(Dati di posizione degli elementi)
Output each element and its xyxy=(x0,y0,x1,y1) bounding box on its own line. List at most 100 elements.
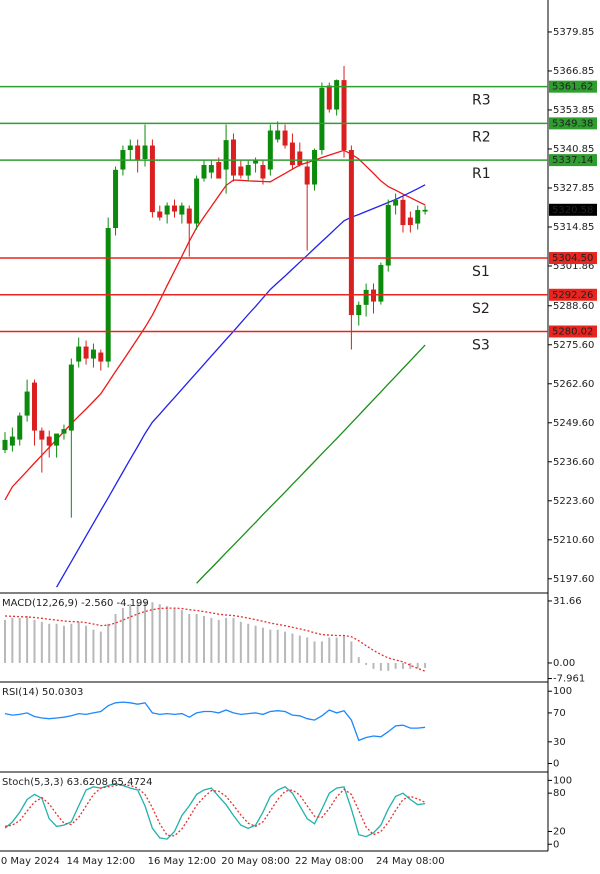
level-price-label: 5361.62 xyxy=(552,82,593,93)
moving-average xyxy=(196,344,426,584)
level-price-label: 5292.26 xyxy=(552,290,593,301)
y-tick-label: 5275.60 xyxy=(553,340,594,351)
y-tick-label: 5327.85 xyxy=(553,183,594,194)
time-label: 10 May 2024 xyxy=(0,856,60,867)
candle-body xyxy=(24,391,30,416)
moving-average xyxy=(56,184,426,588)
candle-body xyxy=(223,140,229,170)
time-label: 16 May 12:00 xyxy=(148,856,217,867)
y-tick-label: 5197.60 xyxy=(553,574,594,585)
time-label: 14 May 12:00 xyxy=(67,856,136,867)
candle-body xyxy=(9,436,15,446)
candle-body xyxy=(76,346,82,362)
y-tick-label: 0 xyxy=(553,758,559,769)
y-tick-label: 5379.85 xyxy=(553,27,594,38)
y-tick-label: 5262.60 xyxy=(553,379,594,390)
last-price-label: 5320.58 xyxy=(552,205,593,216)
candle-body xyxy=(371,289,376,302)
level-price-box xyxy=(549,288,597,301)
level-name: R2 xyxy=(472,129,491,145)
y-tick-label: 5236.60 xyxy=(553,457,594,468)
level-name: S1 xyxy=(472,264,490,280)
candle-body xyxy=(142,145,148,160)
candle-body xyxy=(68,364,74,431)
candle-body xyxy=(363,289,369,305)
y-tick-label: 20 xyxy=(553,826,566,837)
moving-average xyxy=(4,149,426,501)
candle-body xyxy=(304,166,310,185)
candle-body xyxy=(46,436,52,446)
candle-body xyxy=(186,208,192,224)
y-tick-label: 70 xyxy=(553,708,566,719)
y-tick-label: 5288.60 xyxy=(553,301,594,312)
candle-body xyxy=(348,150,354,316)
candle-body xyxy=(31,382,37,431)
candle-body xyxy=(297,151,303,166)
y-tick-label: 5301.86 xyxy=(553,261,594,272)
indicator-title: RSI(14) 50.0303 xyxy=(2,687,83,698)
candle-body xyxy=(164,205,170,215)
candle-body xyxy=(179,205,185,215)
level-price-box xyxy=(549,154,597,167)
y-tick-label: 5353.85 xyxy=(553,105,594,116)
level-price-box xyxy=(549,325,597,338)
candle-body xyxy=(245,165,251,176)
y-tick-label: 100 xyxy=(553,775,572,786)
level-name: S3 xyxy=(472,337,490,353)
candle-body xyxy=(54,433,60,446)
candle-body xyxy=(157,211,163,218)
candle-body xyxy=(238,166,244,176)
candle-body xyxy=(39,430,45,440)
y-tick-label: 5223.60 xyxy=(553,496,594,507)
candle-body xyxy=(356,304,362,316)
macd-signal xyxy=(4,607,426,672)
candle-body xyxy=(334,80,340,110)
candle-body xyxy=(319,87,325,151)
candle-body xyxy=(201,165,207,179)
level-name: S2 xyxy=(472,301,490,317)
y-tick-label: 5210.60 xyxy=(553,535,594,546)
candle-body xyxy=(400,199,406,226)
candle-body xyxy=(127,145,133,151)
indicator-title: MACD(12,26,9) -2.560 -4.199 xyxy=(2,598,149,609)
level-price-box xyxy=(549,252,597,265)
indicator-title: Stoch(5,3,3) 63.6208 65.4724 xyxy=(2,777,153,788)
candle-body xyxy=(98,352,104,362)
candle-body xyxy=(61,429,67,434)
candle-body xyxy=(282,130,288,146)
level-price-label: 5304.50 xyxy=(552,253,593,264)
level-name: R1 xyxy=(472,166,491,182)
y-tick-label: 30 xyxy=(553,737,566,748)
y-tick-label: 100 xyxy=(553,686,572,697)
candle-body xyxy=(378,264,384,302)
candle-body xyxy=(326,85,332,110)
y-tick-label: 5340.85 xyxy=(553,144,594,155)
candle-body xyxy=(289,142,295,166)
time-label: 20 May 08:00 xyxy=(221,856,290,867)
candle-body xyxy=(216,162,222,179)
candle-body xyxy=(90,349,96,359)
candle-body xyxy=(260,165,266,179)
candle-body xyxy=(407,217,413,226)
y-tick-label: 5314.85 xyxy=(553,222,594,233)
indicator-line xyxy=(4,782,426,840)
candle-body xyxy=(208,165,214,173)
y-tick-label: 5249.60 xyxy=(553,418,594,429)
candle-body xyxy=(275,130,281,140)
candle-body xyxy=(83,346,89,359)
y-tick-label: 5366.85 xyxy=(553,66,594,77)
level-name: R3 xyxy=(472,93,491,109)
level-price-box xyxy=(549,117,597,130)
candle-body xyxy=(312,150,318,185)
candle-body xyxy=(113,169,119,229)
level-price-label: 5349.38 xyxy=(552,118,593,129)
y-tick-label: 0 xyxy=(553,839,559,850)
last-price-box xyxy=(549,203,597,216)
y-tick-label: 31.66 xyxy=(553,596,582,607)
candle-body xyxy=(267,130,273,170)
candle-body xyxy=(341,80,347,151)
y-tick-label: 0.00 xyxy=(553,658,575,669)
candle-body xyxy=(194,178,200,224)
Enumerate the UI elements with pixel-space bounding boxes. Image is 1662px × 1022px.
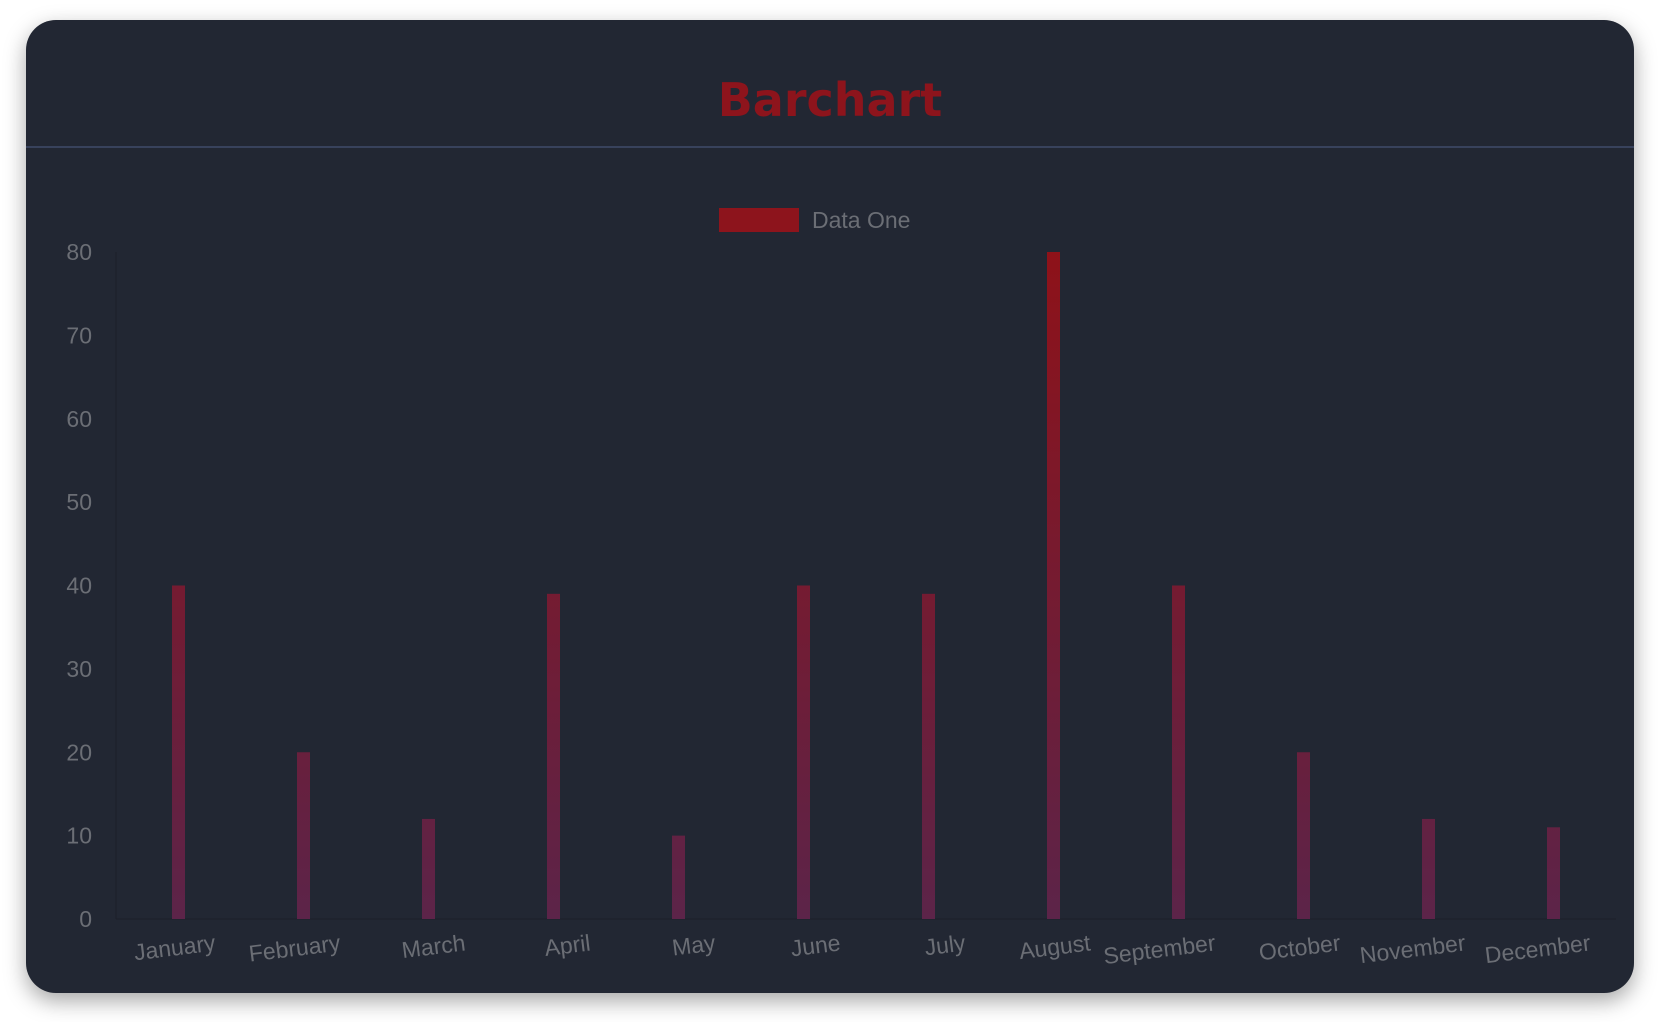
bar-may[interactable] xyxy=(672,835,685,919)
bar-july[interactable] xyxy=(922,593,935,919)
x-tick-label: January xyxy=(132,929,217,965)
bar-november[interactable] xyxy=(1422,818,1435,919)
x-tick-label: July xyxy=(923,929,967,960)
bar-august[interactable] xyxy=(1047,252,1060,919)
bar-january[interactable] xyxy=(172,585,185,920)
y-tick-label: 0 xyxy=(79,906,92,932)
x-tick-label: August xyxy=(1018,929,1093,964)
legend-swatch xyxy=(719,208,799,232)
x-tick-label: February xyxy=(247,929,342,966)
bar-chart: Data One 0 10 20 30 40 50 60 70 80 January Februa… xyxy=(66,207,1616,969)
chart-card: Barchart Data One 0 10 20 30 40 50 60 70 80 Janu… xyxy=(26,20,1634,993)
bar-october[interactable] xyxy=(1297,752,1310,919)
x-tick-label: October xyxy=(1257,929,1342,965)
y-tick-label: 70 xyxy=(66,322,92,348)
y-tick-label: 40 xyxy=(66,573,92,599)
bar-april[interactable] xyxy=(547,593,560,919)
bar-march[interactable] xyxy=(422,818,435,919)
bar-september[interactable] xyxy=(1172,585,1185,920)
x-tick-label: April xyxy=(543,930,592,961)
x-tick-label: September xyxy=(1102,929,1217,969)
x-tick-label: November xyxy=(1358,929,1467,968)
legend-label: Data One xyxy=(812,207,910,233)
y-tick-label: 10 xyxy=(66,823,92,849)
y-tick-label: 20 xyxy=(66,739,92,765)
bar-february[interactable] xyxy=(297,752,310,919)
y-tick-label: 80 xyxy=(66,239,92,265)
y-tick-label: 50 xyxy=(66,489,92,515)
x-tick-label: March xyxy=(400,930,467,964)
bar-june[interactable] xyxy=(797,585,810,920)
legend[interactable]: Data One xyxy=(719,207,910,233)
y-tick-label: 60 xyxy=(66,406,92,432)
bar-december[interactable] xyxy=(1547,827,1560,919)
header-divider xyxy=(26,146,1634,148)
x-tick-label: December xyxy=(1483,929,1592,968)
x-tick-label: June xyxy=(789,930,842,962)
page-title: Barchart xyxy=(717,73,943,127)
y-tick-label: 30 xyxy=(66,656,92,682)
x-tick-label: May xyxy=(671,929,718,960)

(Lavoro richiesto)
Trasforma le righe di tutte le voci in un elenco JSON di stringhe, una per riga, tralasciando le righe vuote. Non includere le immagini nella risposta.

(Risultato qui sotto)
[
  "Output each element and its xyxy=(x0,y0,x1,y1) bounding box on its own line. List at most 100 elements.",
  "level-price-label: 5361.62 xyxy=(552,82,593,93)",
  "moving-average xyxy=(196,344,426,584)",
  "level-price-label: 5292.26 xyxy=(552,290,593,301)",
  "y-tick-label: 5275.60 xyxy=(553,340,594,351)",
  "y-tick-label: 5327.85 xyxy=(553,183,594,194)",
  "time-label: 10 May 2024 xyxy=(0,856,60,867)",
  "candle-body xyxy=(24,391,30,416)",
  "moving-average xyxy=(56,184,426,588)",
  "candle-body xyxy=(223,140,229,170)",
  "time-label: 16 May 12:00 xyxy=(148,856,217,867)",
  "y-tick-label: 5197.60 xyxy=(553,574,594,585)",
  "time-label: 14 May 12:00 xyxy=(67,856,136,867)",
  "candle-body xyxy=(9,436,15,446)",
  "candle-body xyxy=(76,346,82,362)",
  "y-tick-label: 0 xyxy=(553,758,559,769)",
  "y-tick-label: 5379.85 xyxy=(553,27,594,38)",
  "y-tick-label: 5262.60 xyxy=(553,379,594,390)",
  "last-price-label: 5320.58 xyxy=(552,205,593,216)",
  "candle-body xyxy=(371,289,376,302)",
  "level-price-box xyxy=(549,288,597,301)",
  "level-name: R2 xyxy=(472,129,491,145)",
  "y-tick-label: 5236.60 xyxy=(553,457,594,468)",
  "level-name: S1 xyxy=(472,264,490,280)",
  "candle-body xyxy=(142,145,148,160)",
  "candle-body xyxy=(68,364,74,431)",
  "candle-body xyxy=(363,289,369,305)",
  "y-tick-label: 20 xyxy=(553,826,566,837)",
  "moving-average xyxy=(4,149,426,501)",
  "candle-body xyxy=(304,166,310,185)",
  "candle-body xyxy=(46,436,52,446)",
  "candle-body xyxy=(186,208,192,224)",
  "y-tick-label: 70 xyxy=(553,708,566,719)",
  "y-tick-label: 5288.60 xyxy=(553,301,594,312)",
  "candle-body xyxy=(348,150,354,316)",
  "candle-body xyxy=(31,382,37,431)",
  "candle-body xyxy=(297,151,303,166)",
  "y-tick-label: 5301.86 xyxy=(553,261,594,272)",
  "indicator-title: RSI(14) 50.0303 xyxy=(2,687,83,698)",
  "candle-body xyxy=(164,205,170,215)",
  "candle-body xyxy=(179,205,185,215)",
  "level-price-box xyxy=(549,154,597,167)",
  "y-tick-label: 5353.85 xyxy=(553,105,594,116)",
  "level-price-box xyxy=(549,325,597,338)",
  "candle-body xyxy=(245,165,251,176)",
  "y-tick-label: 100 xyxy=(553,775,572,786)",
  "level-name: S3 xyxy=(472,337,490,353)",
  "candle-body xyxy=(54,433,60,446)",
  "candle-body xyxy=(157,211,163,218)",
  "candle-body xyxy=(238,166,244,176)",
  "candle-body xyxy=(39,430,45,440)",
  "y-tick-label: 5223.60 xyxy=(553,496,594,507)",
  "candle-body xyxy=(356,304,362,316)",
  "macd-signal xyxy=(4,607,426,672)",
  "candle-body xyxy=(334,80,340,110)",
  "candle-body xyxy=(319,87,325,151)",
  "candle-body xyxy=(201,165,207,179)",
  "level-name: S2 xyxy=(472,301,490,317)",
  "y-tick-label: 5210.60 xyxy=(553,535,594,546)",
  "candle-body xyxy=(400,199,406,226)",
  "candle-body xyxy=(127,145,133,151)",
  "indicator-title: MACD(12,26,9) -2.560 -4.199 xyxy=(2,598,149,609)",
  "level-price-box xyxy=(549,252,597,265)",
  "indicator-title: Stoch(5,3,3) 63.6208 65.4724 xyxy=(2,777,153,788)",
  "candle-body xyxy=(98,352,104,362)",
  "candle-body xyxy=(61,429,67,434)",
  "candle-body xyxy=(282,130,288,146)",
  "level-price-label: 5304.50 xyxy=(552,253,593,264)",
  "level-name: R1 xyxy=(472,166,491,182)",
  "y-tick-label: 30 xyxy=(553,737,566,748)",
  "y-tick-label: 100 xyxy=(553,686,572,697)",
  "candle-body xyxy=(378,264,384,302)",
  "candle-body xyxy=(326,85,332,110)",
  "y-tick-label: 5340.85 xyxy=(553,144,594,155)",
  "candle-body xyxy=(289,142,295,166)",
  "time-label: 20 May 08:00 xyxy=(221,856,290,867)",
  "candle-body xyxy=(216,162,222,179)",
  "candle-body xyxy=(90,349,96,359)",
  "candle-body xyxy=(260,165,266,179)",
  "candle-body xyxy=(407,217,413,226)",
  "y-tick-label: 5314.85 xyxy=(553,222,594,233)",
  "indicator-line xyxy=(4,782,426,840)",
  "candle-body xyxy=(208,165,214,173)",
  "y-tick-label: 5249.60 xyxy=(553,418,594,429)",
  "candle-body xyxy=(275,130,281,140)",
  "candle-body xyxy=(83,346,89,359)",
  "y-tick-label: 5366.85 xyxy=(553,66,594,77)",
  "level-name: R3 xyxy=(472,93,491,109)",
  "level-price-box xyxy=(549,117,597,130)",
  "candle-body xyxy=(312,150,318,185)",
  "candle-body xyxy=(113,169,119,229)",
  "level-price-label: 5349.38 xyxy=(552,118,593,129)",
  "y-tick-label: 0 xyxy=(553,839,559,850)",
  "last-price-box xyxy=(549,203,597,216)",
  "y-tick-label: 31.66 xyxy=(553,596,582,607)",
  "candle-body xyxy=(267,130,273,170)",
  "candle-body xyxy=(341,80,347,151)",
  "y-tick-label: 0.00 xyxy=(553,658,575,669)",
  "candle-body xyxy=(194,178,200,224)",
  "Enumerate the UI elements with pixel-space bounding boxes. Image is 1662px × 1022px.",
  "bar-may[interactable] xyxy=(672,835,685,919)",
  "bar-july[interactable] xyxy=(922,593,935,919)",
  "x-tick-label: January xyxy=(132,929,217,965)",
  "bar-november[interactable] xyxy=(1422,818,1435,919)",
  "x-tick-label: July xyxy=(923,929,967,960)",
  "bar-august[interactable] xyxy=(1047,252,1060,919)",
  "bar-january[interactable] xyxy=(172,585,185,920)",
  "y-tick-label: 0 xyxy=(79,906,92,932)",
  "x-tick-label: August xyxy=(1018,929,1093,964)",
  "legend-swatch xyxy=(719,208,799,232)",
  "x-tick-label: February xyxy=(247,929,342,966)",
  "bar-chart: Data One 0 10 20 30 40 50 60 70 80 January Februa… xyxy=(66,207,1616,969)",
  "chart-card: Barchart Data One 0 10 20 30 40 50 60 70 80 Janu… xyxy=(26,20,1634,993)",
  "bar-october[interactable] xyxy=(1297,752,1310,919)",
  "x-tick-label: October xyxy=(1257,929,1342,965)",
  "y-tick-label: 70 xyxy=(66,322,92,348)",
  "y-tick-label: 40 xyxy=(66,573,92,599)",
  "bar-april[interactable] xyxy=(547,593,560,919)",
  "bar-march[interactable] xyxy=(422,818,435,919)",
  "bar-september[interactable] xyxy=(1172,585,1185,920)",
  "x-tick-label: April xyxy=(543,930,592,961)",
  "x-tick-label: September xyxy=(1102,929,1217,969)",
  "x-tick-label: November xyxy=(1358,929,1467,968)",
  "legend-label: Data One xyxy=(812,207,910,233)",
  "y-tick-label: 10 xyxy=(66,823,92,849)",
  "y-tick-label: 20 xyxy=(66,739,92,765)",
  "bar-february[interactable] xyxy=(297,752,310,919)",
  "y-tick-label: 80 xyxy=(66,239,92,265)",
  "y-tick-label: 50 xyxy=(66,489,92,515)",
  "x-tick-label: March xyxy=(400,930,467,964)",
  "bar-june[interactable] xyxy=(797,585,810,920)",
  "legend[interactable]: Data One xyxy=(719,207,910,233)",
  "y-tick-label: 60 xyxy=(66,406,92,432)",
  "bar-december[interactable] xyxy=(1547,827,1560,919)",
  "header-divider xyxy=(26,146,1634,148)",
  "x-tick-label: December xyxy=(1483,929,1592,968)",
  "x-tick-label: June xyxy=(789,930,842,962)",
  "page-title: Barchart xyxy=(717,73,943,127)",
  "y-tick-label: 30 xyxy=(66,656,92,682)",
  "x-tick-label: May xyxy=(671,929,718,960)"
]